[Rows from a figure dataset]
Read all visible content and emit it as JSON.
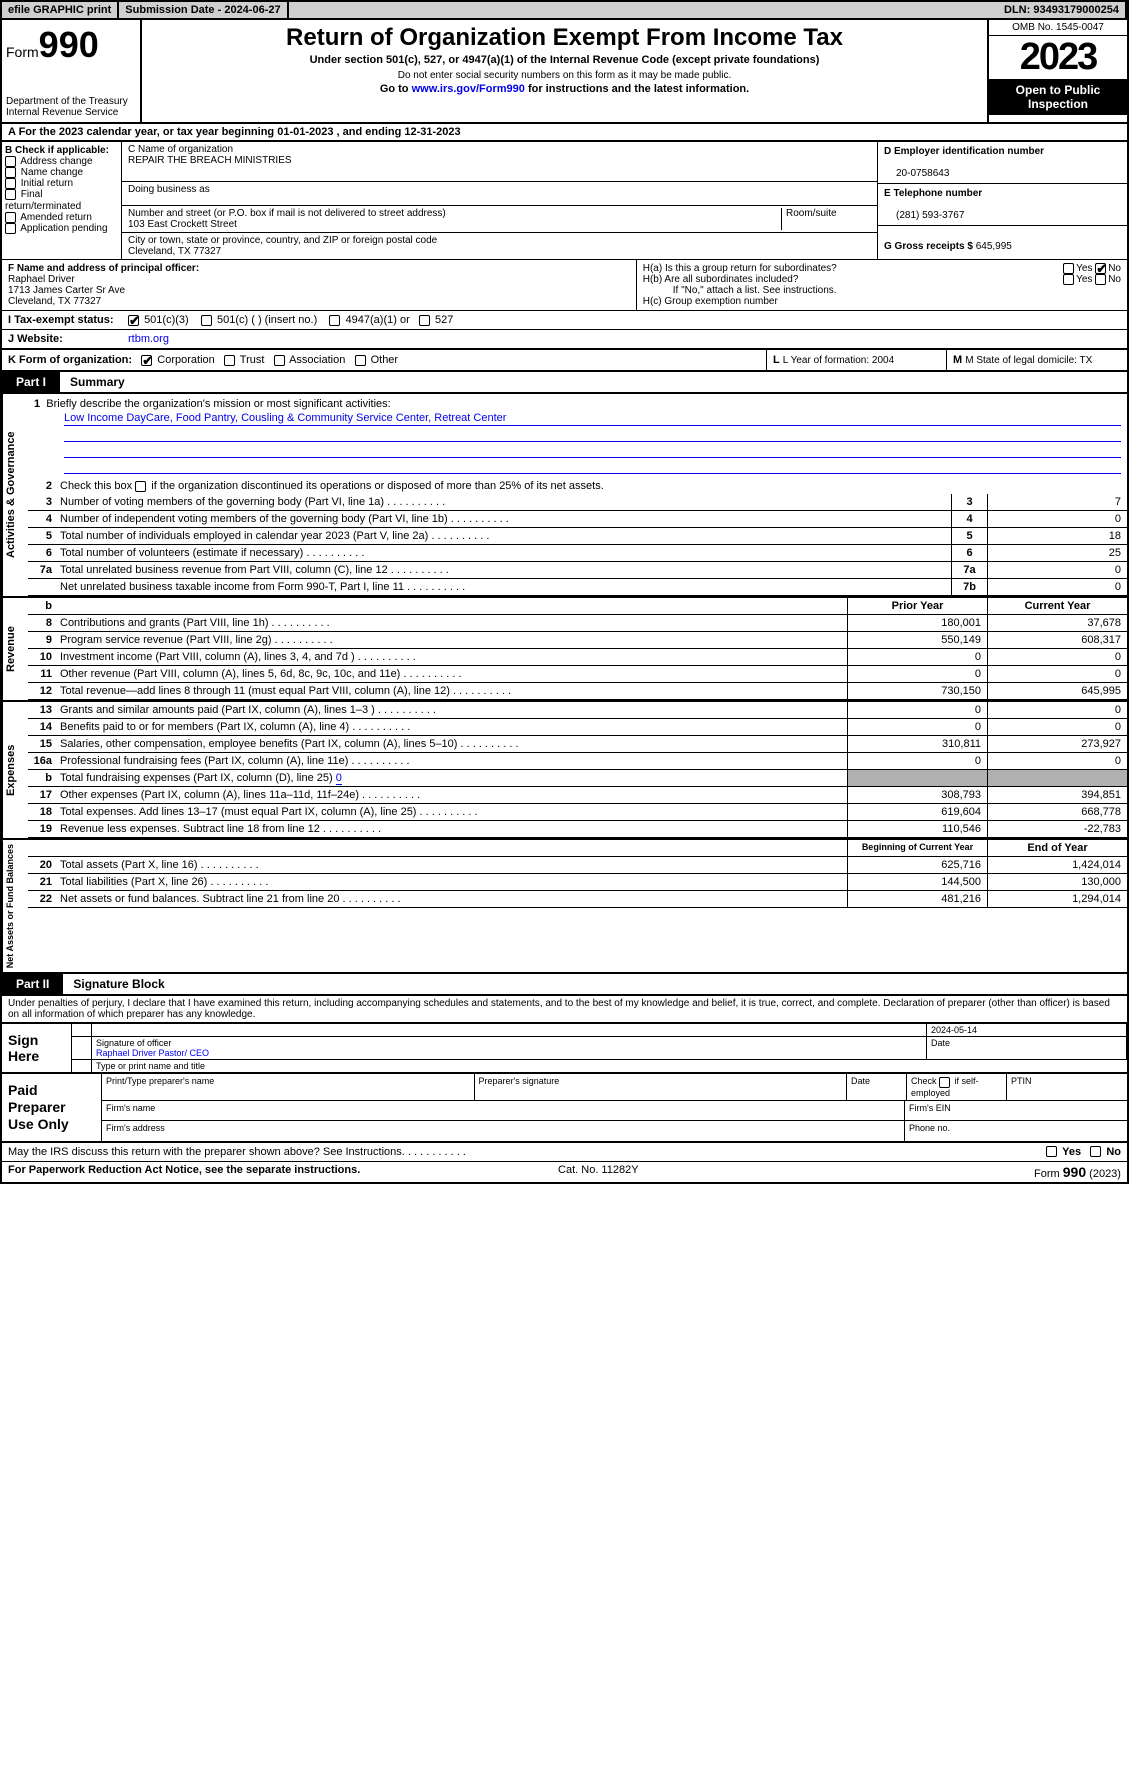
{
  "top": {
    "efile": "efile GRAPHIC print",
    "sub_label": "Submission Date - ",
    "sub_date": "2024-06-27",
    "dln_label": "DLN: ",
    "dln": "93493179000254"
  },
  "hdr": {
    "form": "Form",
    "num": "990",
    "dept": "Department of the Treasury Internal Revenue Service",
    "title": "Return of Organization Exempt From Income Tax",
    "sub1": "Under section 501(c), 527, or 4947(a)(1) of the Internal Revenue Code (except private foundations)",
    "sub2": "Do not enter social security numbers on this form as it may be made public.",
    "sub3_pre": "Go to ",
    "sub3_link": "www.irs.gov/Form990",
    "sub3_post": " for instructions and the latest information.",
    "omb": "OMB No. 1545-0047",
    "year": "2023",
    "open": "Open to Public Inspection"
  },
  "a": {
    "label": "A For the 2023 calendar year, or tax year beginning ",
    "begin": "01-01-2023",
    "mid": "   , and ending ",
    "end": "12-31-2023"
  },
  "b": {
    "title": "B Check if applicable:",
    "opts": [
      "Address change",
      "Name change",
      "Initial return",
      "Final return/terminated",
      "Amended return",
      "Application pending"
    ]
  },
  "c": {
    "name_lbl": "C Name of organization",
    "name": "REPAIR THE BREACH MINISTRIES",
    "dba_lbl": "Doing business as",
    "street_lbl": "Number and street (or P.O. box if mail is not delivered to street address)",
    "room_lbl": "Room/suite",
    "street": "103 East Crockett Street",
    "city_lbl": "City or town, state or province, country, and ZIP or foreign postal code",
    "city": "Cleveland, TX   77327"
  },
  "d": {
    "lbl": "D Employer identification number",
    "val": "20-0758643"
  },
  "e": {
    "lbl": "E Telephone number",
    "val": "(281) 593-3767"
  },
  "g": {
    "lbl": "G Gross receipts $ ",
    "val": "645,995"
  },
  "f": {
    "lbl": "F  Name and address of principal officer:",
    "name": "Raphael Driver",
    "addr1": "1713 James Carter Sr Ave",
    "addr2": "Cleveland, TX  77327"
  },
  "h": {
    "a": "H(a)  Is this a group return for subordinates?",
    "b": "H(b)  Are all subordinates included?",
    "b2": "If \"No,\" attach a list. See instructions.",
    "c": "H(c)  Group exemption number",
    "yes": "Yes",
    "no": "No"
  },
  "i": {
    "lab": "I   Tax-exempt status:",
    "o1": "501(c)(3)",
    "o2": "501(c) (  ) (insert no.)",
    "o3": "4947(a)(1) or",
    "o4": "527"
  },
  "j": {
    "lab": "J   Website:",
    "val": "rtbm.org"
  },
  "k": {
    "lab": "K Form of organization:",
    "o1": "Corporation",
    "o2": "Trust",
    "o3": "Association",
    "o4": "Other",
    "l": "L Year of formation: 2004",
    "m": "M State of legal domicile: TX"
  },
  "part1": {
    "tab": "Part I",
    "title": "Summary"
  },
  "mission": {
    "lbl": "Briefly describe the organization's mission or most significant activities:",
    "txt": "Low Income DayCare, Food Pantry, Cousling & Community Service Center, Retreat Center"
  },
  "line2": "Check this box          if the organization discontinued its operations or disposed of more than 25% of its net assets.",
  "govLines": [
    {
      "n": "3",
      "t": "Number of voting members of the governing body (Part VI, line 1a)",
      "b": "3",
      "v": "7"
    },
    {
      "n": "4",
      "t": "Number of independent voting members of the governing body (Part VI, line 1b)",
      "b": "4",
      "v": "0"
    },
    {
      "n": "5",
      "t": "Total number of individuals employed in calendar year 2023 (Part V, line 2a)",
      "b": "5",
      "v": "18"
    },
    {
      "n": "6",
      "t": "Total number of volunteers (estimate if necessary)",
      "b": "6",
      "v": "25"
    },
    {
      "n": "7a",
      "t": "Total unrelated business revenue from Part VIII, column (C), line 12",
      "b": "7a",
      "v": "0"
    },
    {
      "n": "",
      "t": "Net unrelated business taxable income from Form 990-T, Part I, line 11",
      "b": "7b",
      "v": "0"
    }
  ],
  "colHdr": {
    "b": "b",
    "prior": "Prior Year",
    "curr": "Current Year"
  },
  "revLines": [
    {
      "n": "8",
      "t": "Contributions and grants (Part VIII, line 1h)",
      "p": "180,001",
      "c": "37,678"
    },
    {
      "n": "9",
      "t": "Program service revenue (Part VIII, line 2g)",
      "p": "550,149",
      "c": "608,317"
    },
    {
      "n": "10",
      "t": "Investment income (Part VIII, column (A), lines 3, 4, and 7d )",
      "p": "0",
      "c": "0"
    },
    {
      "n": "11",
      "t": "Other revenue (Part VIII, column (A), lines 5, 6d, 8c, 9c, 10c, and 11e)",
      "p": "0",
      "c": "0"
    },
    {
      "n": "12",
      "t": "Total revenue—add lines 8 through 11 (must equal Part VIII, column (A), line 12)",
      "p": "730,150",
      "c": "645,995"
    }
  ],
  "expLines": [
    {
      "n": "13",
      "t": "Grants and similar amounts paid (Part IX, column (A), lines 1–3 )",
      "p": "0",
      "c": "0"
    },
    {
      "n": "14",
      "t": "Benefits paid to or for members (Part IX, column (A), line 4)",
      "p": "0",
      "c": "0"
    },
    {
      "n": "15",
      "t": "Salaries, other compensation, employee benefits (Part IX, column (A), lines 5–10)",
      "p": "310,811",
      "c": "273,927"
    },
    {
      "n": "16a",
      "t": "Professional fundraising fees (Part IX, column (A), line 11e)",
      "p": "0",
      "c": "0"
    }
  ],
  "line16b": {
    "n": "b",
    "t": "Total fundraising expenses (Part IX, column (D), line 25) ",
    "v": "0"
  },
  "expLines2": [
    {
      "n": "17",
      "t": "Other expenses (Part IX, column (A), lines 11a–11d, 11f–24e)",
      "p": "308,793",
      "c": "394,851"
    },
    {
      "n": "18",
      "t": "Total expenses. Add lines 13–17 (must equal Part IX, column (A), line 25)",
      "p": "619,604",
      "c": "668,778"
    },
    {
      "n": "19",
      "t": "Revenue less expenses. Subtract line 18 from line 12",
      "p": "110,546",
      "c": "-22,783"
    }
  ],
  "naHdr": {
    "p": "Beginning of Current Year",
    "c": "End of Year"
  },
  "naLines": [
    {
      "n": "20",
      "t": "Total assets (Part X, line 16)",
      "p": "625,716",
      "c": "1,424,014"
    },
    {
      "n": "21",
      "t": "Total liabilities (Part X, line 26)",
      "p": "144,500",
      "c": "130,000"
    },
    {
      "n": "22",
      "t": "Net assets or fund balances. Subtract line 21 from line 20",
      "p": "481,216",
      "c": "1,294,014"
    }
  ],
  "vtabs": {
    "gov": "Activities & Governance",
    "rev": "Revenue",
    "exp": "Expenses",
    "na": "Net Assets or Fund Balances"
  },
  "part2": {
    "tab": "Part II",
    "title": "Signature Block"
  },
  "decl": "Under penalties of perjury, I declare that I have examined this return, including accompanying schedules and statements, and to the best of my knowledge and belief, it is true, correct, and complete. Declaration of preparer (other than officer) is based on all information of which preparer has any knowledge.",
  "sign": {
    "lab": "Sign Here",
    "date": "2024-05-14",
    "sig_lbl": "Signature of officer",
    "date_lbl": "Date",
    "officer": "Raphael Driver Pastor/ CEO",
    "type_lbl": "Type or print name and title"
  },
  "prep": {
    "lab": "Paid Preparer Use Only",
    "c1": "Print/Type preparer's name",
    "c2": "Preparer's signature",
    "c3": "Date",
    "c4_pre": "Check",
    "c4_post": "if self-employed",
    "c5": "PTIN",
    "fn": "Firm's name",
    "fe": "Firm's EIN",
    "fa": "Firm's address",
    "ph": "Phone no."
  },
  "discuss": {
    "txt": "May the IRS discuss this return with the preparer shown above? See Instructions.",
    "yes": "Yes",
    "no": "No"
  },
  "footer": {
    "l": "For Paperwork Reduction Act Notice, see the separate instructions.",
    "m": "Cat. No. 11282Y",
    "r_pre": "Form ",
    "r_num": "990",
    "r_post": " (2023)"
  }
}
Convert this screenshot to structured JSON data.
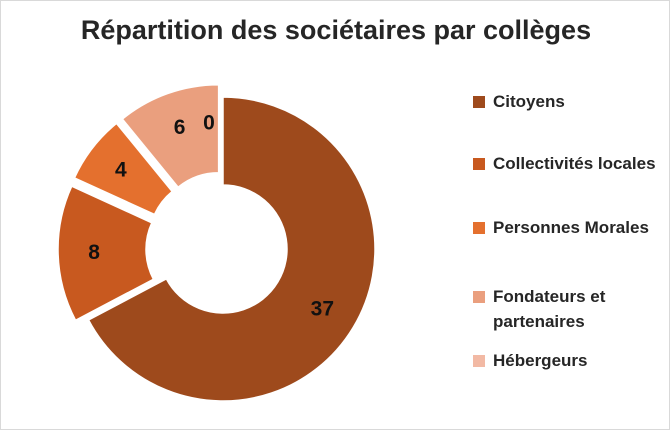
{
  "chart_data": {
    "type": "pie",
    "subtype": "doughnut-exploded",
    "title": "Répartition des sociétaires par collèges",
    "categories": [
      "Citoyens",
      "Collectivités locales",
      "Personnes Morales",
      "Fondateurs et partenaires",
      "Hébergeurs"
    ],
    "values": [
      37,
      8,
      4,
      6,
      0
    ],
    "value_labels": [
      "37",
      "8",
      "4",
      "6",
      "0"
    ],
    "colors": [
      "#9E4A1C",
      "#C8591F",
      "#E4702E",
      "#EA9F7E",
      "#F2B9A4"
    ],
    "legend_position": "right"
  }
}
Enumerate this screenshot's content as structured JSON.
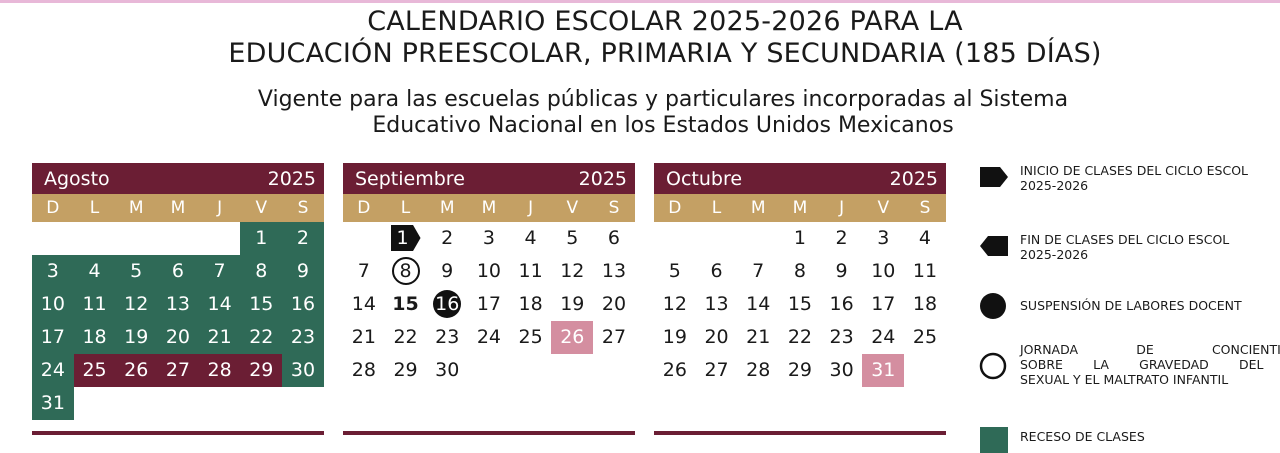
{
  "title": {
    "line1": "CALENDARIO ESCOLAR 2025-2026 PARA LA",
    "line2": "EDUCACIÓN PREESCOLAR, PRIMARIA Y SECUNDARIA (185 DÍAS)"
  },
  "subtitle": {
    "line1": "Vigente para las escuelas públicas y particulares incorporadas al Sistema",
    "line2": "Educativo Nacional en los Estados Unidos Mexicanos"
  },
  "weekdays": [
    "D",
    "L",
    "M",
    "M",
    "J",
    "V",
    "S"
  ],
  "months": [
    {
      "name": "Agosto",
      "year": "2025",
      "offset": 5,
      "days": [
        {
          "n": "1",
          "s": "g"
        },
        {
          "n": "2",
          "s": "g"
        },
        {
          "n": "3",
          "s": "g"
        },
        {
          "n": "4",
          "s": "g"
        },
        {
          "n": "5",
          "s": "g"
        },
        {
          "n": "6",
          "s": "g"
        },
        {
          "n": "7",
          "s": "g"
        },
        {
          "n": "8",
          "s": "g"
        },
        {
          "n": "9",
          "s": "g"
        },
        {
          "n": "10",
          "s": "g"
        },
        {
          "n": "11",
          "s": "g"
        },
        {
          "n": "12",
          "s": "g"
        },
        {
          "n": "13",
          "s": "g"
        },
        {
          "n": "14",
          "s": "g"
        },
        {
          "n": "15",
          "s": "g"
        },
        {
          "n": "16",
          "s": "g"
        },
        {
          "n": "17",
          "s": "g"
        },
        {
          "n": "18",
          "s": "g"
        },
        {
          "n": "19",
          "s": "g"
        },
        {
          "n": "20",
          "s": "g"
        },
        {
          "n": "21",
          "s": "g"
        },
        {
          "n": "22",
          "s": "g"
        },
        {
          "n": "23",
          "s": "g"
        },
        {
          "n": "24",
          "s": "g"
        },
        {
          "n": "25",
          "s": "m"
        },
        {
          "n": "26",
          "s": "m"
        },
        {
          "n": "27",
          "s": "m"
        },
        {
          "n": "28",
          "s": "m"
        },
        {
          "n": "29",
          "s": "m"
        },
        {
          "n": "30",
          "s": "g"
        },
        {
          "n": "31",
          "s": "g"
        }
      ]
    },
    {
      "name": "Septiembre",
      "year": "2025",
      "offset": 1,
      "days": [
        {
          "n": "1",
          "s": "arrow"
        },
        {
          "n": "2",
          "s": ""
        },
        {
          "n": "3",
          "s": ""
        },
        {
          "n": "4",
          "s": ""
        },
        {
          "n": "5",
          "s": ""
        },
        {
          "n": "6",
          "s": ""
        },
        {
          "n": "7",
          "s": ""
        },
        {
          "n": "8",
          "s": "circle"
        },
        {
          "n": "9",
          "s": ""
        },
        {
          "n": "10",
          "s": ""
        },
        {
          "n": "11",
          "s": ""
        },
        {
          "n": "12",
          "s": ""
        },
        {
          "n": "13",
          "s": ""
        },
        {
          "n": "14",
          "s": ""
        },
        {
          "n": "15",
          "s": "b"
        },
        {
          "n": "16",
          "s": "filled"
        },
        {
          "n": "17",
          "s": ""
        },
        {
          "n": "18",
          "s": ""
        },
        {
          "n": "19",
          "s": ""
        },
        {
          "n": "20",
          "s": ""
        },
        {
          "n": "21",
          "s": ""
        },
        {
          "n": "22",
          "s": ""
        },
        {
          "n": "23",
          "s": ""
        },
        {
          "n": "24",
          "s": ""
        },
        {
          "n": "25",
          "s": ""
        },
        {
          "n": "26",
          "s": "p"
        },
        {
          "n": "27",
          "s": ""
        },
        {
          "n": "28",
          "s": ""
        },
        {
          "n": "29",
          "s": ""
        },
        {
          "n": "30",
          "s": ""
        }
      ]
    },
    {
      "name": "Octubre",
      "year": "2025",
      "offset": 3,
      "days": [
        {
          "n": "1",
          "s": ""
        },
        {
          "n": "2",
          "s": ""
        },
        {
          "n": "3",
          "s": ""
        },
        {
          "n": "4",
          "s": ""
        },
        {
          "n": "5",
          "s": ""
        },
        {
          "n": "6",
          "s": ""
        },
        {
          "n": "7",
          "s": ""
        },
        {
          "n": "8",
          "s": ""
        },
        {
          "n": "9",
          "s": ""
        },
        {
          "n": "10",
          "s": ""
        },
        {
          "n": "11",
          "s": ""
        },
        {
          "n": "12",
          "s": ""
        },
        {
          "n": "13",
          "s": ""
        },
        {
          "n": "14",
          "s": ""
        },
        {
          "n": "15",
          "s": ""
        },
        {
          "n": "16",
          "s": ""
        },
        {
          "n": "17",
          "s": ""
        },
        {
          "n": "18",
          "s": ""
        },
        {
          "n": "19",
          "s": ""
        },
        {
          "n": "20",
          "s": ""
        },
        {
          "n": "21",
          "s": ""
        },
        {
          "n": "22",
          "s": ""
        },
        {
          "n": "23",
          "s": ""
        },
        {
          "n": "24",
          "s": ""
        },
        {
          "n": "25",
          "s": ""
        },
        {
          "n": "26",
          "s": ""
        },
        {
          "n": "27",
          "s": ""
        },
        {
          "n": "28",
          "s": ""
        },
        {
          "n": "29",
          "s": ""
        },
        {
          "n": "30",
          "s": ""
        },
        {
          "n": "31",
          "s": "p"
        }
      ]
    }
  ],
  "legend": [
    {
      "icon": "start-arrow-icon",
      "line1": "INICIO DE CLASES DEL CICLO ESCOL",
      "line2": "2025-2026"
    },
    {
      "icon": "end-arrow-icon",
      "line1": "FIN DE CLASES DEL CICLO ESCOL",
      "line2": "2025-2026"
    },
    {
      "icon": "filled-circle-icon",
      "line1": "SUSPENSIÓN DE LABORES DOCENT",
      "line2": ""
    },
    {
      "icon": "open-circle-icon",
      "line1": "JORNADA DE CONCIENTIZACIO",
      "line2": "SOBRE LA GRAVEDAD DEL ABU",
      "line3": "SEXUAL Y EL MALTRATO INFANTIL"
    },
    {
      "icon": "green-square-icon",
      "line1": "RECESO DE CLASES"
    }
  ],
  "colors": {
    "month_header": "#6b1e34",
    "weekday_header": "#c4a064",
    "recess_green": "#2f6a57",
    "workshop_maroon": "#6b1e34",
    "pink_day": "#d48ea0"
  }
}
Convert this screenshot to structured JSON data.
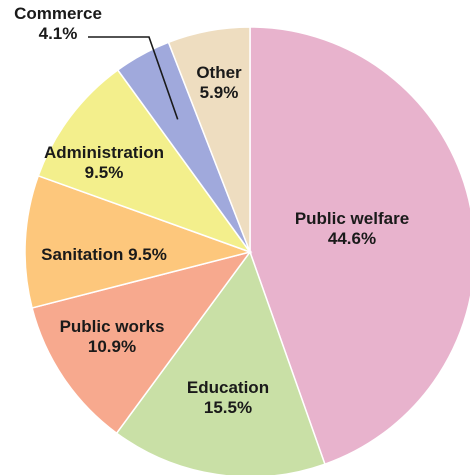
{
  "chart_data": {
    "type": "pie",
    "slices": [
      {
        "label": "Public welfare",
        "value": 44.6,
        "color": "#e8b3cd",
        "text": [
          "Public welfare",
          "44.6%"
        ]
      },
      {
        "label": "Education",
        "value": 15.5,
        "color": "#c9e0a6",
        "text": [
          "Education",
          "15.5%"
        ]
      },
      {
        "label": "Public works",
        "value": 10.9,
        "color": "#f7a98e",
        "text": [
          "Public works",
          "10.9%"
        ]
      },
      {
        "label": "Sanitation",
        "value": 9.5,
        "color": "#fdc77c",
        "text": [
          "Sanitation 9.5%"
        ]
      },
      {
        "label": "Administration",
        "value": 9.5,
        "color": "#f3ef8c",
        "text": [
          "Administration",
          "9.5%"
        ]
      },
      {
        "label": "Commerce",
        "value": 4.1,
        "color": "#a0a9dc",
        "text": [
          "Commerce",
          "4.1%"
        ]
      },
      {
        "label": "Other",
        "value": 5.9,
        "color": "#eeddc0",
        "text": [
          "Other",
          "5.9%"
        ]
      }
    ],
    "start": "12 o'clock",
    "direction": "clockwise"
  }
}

** BRIEF **
Which lines above hold the word "CLASES"? Copy each of them.

** EXERCISE OUTPUT **
      "line1": "INICIO DE CLASES DEL CICLO ESCOL",
      "line1": "FIN DE CLASES DEL CICLO ESCOL",
      "line1": "RECESO DE CLASES"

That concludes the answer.